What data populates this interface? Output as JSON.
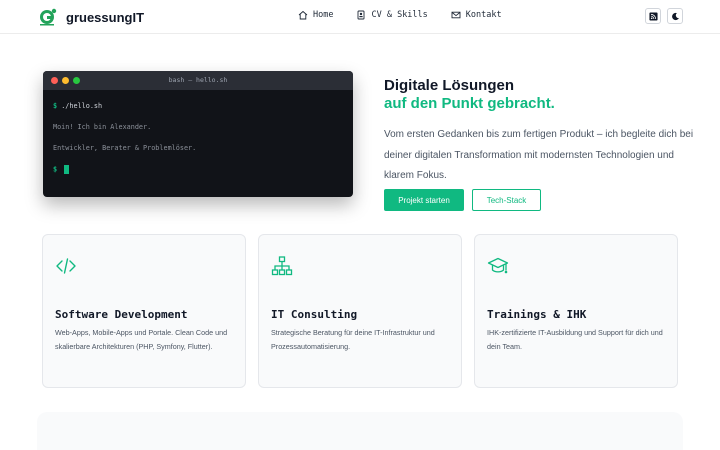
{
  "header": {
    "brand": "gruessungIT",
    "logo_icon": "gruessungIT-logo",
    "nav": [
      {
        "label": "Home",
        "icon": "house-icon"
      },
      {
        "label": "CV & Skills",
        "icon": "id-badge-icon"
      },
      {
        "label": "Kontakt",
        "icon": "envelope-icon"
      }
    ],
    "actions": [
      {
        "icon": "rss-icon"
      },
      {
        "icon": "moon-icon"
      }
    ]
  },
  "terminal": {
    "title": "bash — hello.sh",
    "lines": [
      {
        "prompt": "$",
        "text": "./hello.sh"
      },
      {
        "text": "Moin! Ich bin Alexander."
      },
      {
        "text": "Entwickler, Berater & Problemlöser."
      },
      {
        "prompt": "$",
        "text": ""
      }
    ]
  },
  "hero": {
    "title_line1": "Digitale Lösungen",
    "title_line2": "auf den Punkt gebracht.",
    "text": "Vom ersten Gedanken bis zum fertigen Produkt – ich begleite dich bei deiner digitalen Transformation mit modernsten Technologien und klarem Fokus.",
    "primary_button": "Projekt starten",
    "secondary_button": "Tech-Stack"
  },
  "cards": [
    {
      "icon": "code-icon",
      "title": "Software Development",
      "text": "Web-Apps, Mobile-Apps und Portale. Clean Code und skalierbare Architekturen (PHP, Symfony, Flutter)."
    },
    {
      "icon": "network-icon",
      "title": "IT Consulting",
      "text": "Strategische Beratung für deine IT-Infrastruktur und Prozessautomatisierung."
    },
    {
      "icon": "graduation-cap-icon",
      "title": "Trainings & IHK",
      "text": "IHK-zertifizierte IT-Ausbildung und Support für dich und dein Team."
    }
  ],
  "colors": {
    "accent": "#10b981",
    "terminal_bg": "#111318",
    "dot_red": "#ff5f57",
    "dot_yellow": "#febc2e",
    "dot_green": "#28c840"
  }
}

::::::::

REQUEST
Write out the entries above verbatim; the pictures do not belong in your copy.

COMPLETE OUTPUT
What data populates this interface? Output as JSON.
{
  "header": {
    "brand": "gruessungIT",
    "logo_icon": "gruessungIT-logo",
    "nav": [
      {
        "label": "Home",
        "icon": "house-icon"
      },
      {
        "label": "CV & Skills",
        "icon": "id-badge-icon"
      },
      {
        "label": "Kontakt",
        "icon": "envelope-icon"
      }
    ],
    "actions": [
      {
        "icon": "rss-icon"
      },
      {
        "icon": "moon-icon"
      }
    ]
  },
  "terminal": {
    "title": "bash — hello.sh",
    "lines": [
      {
        "prompt": "$",
        "text": "./hello.sh"
      },
      {
        "text": "Moin! Ich bin Alexander."
      },
      {
        "text": "Entwickler, Berater & Problemlöser."
      },
      {
        "prompt": "$",
        "text": ""
      }
    ]
  },
  "hero": {
    "title_line1": "Digitale Lösungen",
    "title_line2": "auf den Punkt gebracht.",
    "text": "Vom ersten Gedanken bis zum fertigen Produkt – ich begleite dich bei deiner digitalen Transformation mit modernsten Technologien und klarem Fokus.",
    "primary_button": "Projekt starten",
    "secondary_button": "Tech-Stack"
  },
  "cards": [
    {
      "icon": "code-icon",
      "title": "Software Development",
      "text": "Web-Apps, Mobile-Apps und Portale. Clean Code und skalierbare Architekturen (PHP, Symfony, Flutter)."
    },
    {
      "icon": "network-icon",
      "title": "IT Consulting",
      "text": "Strategische Beratung für deine IT-Infrastruktur und Prozessautomatisierung."
    },
    {
      "icon": "graduation-cap-icon",
      "title": "Trainings & IHK",
      "text": "IHK-zertifizierte IT-Ausbildung und Support für dich und dein Team."
    }
  ],
  "colors": {
    "accent": "#10b981",
    "terminal_bg": "#111318",
    "dot_red": "#ff5f57",
    "dot_yellow": "#febc2e",
    "dot_green": "#28c840"
  }
}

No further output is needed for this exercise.